** WHAT TO WORK ON **
In the entries, find all lines that hold the word "this" and copy them.

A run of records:
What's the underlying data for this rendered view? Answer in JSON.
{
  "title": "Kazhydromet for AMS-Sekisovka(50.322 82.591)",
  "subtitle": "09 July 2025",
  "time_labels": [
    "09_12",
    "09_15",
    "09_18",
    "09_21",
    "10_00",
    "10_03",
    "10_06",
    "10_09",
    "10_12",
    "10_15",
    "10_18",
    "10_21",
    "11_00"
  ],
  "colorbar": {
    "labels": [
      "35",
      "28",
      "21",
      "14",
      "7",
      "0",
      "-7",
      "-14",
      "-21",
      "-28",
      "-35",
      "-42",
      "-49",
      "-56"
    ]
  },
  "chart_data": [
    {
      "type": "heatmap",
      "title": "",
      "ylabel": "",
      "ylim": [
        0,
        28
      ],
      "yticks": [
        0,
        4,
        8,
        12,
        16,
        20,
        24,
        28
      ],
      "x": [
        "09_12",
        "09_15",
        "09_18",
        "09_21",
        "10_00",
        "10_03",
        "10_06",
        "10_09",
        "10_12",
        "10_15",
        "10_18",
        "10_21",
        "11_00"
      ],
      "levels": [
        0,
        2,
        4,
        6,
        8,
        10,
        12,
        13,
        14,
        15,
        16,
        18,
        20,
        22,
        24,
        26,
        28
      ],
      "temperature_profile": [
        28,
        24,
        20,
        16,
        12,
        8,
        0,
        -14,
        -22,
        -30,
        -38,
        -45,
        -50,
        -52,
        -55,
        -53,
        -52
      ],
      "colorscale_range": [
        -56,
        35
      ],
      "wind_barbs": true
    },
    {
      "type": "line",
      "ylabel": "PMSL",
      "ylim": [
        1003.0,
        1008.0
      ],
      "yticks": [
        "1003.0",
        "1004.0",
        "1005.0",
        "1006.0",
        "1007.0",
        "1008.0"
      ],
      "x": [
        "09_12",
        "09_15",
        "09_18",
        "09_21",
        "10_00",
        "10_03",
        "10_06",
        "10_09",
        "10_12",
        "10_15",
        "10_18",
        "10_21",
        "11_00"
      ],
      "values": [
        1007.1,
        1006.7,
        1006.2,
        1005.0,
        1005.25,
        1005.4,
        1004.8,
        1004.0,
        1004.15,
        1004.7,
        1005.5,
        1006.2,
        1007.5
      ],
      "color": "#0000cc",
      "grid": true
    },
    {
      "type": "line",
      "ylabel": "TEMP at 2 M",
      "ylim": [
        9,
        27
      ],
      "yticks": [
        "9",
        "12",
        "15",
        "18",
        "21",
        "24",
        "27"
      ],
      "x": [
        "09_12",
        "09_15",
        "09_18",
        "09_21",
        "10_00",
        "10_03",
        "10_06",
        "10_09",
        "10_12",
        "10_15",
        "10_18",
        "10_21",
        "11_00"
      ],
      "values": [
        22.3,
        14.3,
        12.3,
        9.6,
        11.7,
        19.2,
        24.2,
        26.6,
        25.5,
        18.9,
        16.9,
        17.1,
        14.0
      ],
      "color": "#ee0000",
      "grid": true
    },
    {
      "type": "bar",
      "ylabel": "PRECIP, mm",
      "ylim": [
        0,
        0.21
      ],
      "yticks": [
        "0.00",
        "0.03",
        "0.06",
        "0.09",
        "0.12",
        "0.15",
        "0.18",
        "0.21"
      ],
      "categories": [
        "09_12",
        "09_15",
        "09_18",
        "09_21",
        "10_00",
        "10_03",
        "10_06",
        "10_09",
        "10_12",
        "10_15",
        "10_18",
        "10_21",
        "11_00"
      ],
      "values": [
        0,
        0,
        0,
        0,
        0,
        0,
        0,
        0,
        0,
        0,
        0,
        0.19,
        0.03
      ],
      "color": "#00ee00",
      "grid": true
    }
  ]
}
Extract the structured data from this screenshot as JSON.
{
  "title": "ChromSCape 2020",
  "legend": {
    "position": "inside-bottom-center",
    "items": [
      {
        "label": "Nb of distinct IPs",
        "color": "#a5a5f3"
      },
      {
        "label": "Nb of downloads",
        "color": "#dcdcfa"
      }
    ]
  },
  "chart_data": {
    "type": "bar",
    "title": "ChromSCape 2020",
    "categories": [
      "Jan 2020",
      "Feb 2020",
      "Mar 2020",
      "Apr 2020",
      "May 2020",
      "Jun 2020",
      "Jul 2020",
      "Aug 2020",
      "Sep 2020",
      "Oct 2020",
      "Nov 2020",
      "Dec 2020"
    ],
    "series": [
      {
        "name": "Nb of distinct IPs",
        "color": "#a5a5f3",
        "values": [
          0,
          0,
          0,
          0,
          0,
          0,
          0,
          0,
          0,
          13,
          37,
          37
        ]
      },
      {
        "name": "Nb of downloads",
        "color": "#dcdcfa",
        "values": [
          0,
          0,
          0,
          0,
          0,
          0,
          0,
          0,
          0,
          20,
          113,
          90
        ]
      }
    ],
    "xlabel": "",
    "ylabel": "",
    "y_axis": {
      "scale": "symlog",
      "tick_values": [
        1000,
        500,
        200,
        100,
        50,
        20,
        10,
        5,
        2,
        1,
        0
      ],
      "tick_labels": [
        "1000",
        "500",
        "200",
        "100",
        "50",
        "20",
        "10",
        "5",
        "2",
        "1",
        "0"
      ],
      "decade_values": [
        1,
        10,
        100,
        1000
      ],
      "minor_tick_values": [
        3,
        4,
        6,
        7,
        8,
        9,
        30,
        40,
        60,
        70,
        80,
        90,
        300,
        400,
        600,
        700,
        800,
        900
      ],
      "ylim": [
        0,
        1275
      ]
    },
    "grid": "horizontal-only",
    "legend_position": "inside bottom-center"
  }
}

** SOLUTION **
What's the underlying data for this rendered view? Answer in JSON.
Extract the structured data from this screenshot as JSON.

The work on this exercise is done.